WHAT IS EXPECTED -
Pick out every line with the word "name" and copy it.

━━━━━━

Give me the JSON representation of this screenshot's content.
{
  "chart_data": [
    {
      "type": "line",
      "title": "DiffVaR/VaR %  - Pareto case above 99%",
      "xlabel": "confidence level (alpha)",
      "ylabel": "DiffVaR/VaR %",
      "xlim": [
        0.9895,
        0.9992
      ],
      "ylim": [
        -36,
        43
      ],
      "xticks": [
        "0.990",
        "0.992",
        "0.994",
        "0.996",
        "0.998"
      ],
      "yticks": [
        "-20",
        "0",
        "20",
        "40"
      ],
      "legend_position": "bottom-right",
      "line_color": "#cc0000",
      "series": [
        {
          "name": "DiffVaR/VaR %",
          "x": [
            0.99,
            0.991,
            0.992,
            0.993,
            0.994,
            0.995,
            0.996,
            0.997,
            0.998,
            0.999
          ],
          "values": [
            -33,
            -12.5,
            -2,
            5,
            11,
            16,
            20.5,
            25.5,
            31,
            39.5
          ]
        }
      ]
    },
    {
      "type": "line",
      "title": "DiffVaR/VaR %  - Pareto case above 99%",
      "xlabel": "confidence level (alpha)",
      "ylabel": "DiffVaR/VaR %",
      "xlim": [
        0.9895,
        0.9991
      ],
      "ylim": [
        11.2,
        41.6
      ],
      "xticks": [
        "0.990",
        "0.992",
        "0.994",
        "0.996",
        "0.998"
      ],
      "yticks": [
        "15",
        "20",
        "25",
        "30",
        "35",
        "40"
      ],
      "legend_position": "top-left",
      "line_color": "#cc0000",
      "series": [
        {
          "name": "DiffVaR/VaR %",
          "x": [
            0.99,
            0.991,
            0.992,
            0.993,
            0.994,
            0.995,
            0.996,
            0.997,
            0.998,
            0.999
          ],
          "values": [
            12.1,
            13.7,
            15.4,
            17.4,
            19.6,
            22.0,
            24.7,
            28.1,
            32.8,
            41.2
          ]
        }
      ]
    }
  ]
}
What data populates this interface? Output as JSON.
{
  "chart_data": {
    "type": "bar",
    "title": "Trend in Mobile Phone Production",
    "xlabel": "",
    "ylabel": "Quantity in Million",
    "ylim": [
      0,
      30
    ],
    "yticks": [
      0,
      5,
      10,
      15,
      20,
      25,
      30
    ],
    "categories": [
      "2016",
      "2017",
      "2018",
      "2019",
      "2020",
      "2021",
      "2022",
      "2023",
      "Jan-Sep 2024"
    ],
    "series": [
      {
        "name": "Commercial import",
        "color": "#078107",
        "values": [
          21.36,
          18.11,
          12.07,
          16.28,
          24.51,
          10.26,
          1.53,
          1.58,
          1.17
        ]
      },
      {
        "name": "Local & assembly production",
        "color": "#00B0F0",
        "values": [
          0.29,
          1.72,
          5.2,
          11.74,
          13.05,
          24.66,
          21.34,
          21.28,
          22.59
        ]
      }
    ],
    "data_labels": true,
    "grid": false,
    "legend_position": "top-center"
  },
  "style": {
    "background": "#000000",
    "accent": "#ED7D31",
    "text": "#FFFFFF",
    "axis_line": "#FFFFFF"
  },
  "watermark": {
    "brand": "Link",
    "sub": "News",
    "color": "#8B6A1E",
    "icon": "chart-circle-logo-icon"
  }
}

━━━━━━

WRITTEN RESPONSE -
          "name": "DiffVaR/VaR %",
          "name": "DiffVaR/VaR %",
        "name": "Commercial import",
        "name": "Local & assembly production",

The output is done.